───── Record excerpts ─────

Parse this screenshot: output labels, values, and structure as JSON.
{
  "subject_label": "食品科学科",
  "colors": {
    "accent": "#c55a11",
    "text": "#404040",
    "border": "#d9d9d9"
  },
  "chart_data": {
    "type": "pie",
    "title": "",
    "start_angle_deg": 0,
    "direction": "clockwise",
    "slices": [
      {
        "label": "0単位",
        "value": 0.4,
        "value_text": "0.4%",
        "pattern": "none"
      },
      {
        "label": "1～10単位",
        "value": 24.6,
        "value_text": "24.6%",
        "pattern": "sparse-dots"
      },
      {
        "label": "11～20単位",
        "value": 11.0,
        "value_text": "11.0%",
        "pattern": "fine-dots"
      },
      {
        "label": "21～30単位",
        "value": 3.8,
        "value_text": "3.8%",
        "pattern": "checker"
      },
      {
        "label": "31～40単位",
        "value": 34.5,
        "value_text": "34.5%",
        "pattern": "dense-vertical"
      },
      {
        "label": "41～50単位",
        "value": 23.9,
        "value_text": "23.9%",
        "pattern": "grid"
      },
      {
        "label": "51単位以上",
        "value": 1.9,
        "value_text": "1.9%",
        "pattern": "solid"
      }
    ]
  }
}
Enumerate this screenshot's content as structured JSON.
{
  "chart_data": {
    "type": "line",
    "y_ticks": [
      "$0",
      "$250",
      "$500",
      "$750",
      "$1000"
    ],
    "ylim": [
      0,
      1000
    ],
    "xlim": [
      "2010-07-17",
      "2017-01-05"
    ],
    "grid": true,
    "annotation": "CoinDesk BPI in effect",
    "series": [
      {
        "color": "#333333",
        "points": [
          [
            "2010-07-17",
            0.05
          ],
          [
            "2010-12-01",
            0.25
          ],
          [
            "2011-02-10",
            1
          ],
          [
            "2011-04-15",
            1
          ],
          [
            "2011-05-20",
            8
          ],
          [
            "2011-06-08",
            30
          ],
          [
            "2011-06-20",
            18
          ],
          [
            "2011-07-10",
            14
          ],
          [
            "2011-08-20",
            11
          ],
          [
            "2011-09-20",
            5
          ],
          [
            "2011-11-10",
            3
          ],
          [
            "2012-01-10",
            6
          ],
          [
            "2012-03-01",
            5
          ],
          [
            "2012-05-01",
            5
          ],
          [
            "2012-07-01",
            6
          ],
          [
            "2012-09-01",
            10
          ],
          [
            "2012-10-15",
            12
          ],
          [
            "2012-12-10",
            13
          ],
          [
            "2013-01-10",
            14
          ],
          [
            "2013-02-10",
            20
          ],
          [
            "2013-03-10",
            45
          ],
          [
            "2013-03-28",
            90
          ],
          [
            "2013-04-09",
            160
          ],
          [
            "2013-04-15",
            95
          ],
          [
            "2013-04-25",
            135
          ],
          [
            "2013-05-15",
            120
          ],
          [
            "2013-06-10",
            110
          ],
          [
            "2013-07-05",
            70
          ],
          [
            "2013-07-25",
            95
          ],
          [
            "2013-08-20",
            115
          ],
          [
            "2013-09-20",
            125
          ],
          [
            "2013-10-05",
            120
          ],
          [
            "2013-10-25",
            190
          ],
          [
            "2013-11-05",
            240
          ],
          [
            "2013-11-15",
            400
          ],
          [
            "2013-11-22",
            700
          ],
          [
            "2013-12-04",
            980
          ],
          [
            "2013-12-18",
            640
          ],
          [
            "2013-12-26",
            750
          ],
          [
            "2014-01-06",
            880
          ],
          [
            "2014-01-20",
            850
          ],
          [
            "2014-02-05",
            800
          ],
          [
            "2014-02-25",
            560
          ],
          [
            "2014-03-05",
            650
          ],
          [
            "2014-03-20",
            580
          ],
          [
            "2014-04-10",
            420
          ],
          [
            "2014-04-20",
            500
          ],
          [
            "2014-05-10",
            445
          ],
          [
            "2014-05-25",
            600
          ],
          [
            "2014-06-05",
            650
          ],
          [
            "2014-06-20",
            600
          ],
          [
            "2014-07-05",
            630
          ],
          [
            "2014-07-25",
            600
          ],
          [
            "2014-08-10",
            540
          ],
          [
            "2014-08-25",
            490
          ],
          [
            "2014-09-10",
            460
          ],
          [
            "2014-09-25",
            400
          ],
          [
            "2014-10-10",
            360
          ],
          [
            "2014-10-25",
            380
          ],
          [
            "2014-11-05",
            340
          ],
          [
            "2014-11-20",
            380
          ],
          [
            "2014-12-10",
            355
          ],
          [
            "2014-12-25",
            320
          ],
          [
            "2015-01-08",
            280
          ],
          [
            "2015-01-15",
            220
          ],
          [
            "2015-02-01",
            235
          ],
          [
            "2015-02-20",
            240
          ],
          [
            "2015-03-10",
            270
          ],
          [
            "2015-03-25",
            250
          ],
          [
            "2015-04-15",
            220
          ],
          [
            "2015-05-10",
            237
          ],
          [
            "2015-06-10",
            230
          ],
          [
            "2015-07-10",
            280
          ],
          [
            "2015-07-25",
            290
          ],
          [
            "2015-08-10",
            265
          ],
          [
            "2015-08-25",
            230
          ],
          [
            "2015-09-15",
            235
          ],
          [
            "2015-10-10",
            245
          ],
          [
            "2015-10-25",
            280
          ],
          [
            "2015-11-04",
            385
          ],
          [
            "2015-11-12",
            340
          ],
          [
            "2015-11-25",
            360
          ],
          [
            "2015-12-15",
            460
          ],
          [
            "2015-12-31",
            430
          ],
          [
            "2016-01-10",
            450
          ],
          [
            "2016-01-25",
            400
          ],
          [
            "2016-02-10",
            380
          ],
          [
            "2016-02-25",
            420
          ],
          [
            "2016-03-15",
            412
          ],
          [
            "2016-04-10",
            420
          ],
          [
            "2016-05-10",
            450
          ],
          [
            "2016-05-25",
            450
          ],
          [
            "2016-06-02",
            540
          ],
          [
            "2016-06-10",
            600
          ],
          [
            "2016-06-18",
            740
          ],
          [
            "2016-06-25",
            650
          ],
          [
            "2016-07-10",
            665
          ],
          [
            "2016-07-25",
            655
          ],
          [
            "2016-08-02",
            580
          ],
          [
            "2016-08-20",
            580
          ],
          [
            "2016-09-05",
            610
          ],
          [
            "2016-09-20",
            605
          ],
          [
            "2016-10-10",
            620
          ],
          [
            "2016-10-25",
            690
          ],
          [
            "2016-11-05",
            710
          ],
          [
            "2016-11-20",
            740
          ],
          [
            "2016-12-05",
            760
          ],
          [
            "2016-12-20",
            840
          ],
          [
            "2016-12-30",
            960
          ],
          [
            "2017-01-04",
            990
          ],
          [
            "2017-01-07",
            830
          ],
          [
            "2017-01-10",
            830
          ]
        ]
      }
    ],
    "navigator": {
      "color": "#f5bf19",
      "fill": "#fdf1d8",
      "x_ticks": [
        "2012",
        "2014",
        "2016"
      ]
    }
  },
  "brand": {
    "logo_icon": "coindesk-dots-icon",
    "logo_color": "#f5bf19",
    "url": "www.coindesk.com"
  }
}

─────

Your objective
Go through the entries and repeat each one exactly.

Output below
Parse this screenshot: output labels, values, and structure as JSON.
{
  "subject_label": "食品科学科",
  "colors": {
    "accent": "#c55a11",
    "text": "#404040",
    "border": "#d9d9d9"
  },
  "chart_data": {
    "type": "pie",
    "title": "",
    "start_angle_deg": 0,
    "direction": "clockwise",
    "slices": [
      {
        "label": "0単位",
        "value": 0.4,
        "value_text": "0.4%",
        "pattern": "none"
      },
      {
        "label": "1～10単位",
        "value": 24.6,
        "value_text": "24.6%",
        "pattern": "sparse-dots"
      },
      {
        "label": "11～20単位",
        "value": 11.0,
        "value_text": "11.0%",
        "pattern": "fine-dots"
      },
      {
        "label": "21～30単位",
        "value": 3.8,
        "value_text": "3.8%",
        "pattern": "checker"
      },
      {
        "label": "31～40単位",
        "value": 34.5,
        "value_text": "34.5%",
        "pattern": "dense-vertical"
      },
      {
        "label": "41～50単位",
        "value": 23.9,
        "value_text": "23.9%",
        "pattern": "grid"
      },
      {
        "label": "51単位以上",
        "value": 1.9,
        "value_text": "1.9%",
        "pattern": "solid"
      }
    ]
  }
}
Enumerate this screenshot's content as structured JSON.
{
  "chart_data": {
    "type": "line",
    "y_ticks": [
      "$0",
      "$250",
      "$500",
      "$750",
      "$1000"
    ],
    "ylim": [
      0,
      1000
    ],
    "xlim": [
      "2010-07-17",
      "2017-01-05"
    ],
    "grid": true,
    "annotation": "CoinDesk BPI in effect",
    "series": [
      {
        "color": "#333333",
        "points": [
          [
            "2010-07-17",
            0.05
          ],
          [
            "2010-12-01",
            0.25
          ],
          [
            "2011-02-10",
            1
          ],
          [
            "2011-04-15",
            1
          ],
          [
            "2011-05-20",
            8
          ],
          [
            "2011-06-08",
            30
          ],
          [
            "2011-06-20",
            18
          ],
          [
            "2011-07-10",
            14
          ],
          [
            "2011-08-20",
            11
          ],
          [
            "2011-09-20",
            5
          ],
          [
            "2011-11-10",
            3
          ],
          [
            "2012-01-10",
            6
          ],
          [
            "2012-03-01",
            5
          ],
          [
            "2012-05-01",
            5
          ],
          [
            "2012-07-01",
            6
          ],
          [
            "2012-09-01",
            10
          ],
          [
            "2012-10-15",
            12
          ],
          [
            "2012-12-10",
            13
          ],
          [
            "2013-01-10",
            14
          ],
          [
            "2013-02-10",
            20
          ],
          [
            "2013-03-10",
            45
          ],
          [
            "2013-03-28",
            90
          ],
          [
            "2013-04-09",
            160
          ],
          [
            "2013-04-15",
            95
          ],
          [
            "2013-04-25",
            135
          ],
          [
            "2013-05-15",
            120
          ],
          [
            "2013-06-10",
            110
          ],
          [
            "2013-07-05",
            70
          ],
          [
            "2013-07-25",
            95
          ],
          [
            "2013-08-20",
            115
          ],
          [
            "2013-09-20",
            125
          ],
          [
            "2013-10-05",
            120
          ],
          [
            "2013-10-25",
            190
          ],
          [
            "2013-11-05",
            240
          ],
          [
            "2013-11-15",
            400
          ],
          [
            "2013-11-22",
            700
          ],
          [
            "2013-12-04",
            980
          ],
          [
            "2013-12-18",
            640
          ],
          [
            "2013-12-26",
            750
          ],
          [
            "2014-01-06",
            880
          ],
          [
            "2014-01-20",
            850
          ],
          [
            "2014-02-05",
            800
          ],
          [
            "2014-02-25",
            560
          ],
          [
            "2014-03-05",
            650
          ],
          [
            "2014-03-20",
            580
          ],
          [
            "2014-04-10",
            420
          ],
          [
            "2014-04-20",
            500
          ],
          [
            "2014-05-10",
            445
          ],
          [
            "2014-05-25",
            600
          ],
          [
            "2014-06-05",
            650
          ],
          [
            "2014-06-20",
            600
          ],
          [
            "2014-07-05",
            630
          ],
          [
            "2014-07-25",
            600
          ],
          [
            "2014-08-10",
            540
          ],
          [
            "2014-08-25",
            490
          ],
          [
            "2014-09-10",
            460
          ],
          [
            "2014-09-25",
            400
          ],
          [
            "2014-10-10",
            360
          ],
          [
            "2014-10-25",
            380
          ],
          [
            "2014-11-05",
            340
          ],
          [
            "2014-11-20",
            380
          ],
          [
            "2014-12-10",
            355
          ],
          [
            "2014-12-25",
            320
          ],
          [
            "2015-01-08",
            280
          ],
          [
            "2015-01-15",
            220
          ],
          [
            "2015-02-01",
            235
          ],
          [
            "2015-02-20",
            240
          ],
          [
            "2015-03-10",
            270
          ],
          [
            "2015-03-25",
            250
          ],
          [
            "2015-04-15",
            220
          ],
          [
            "2015-05-10",
            237
          ],
          [
            "2015-06-10",
            230
          ],
          [
            "2015-07-10",
            280
          ],
          [
            "2015-07-25",
            290
          ],
          [
            "2015-08-10",
            265
          ],
          [
            "2015-08-25",
            230
          ],
          [
            "2015-09-15",
            235
          ],
          [
            "2015-10-10",
            245
          ],
          [
            "2015-10-25",
            280
          ],
          [
            "2015-11-04",
            385
          ],
          [
            "2015-11-12",
            340
          ],
          [
            "2015-11-25",
            360
          ],
          [
            "2015-12-15",
            460
          ],
          [
            "2015-12-31",
            430
          ],
          [
            "2016-01-10",
            450
          ],
          [
            "2016-01-25",
            400
          ],
          [
            "2016-02-10",
            380
          ],
          [
            "2016-02-25",
            420
          ],
          [
            "2016-03-15",
            412
          ],
          [
            "2016-04-10",
            420
          ],
          [
            "2016-05-10",
            450
          ],
          [
            "2016-05-25",
            450
          ],
          [
            "2016-06-02",
            540
          ],
          [
            "2016-06-10",
            600
          ],
          [
            "2016-06-18",
            740
          ],
          [
            "2016-06-25",
            650
          ],
          [
            "2016-07-10",
            665
          ],
          [
            "2016-07-25",
            655
          ],
          [
            "2016-08-02",
            580
          ],
          [
            "2016-08-20",
            580
          ],
          [
            "2016-09-05",
            610
          ],
          [
            "2016-09-20",
            605
          ],
          [
            "2016-10-10",
            620
          ],
          [
            "2016-10-25",
            690
          ],
          [
            "2016-11-05",
            710
          ],
          [
            "2016-11-20",
            740
          ],
          [
            "2016-12-05",
            760
          ],
          [
            "2016-12-20",
            840
          ],
          [
            "2016-12-30",
            960
          ],
          [
            "2017-01-04",
            990
          ],
          [
            "2017-01-07",
            830
          ],
          [
            "2017-01-10",
            830
          ]
        ]
      }
    ],
    "navigator": {
      "color": "#f5bf19",
      "fill": "#fdf1d8",
      "x_ticks": [
        "2012",
        "2014",
        "2016"
      ]
    }
  },
  "brand": {
    "logo_icon": "coindesk-dots-icon",
    "logo_color": "#f5bf19",
    "url": "www.coindesk.com"
  }
}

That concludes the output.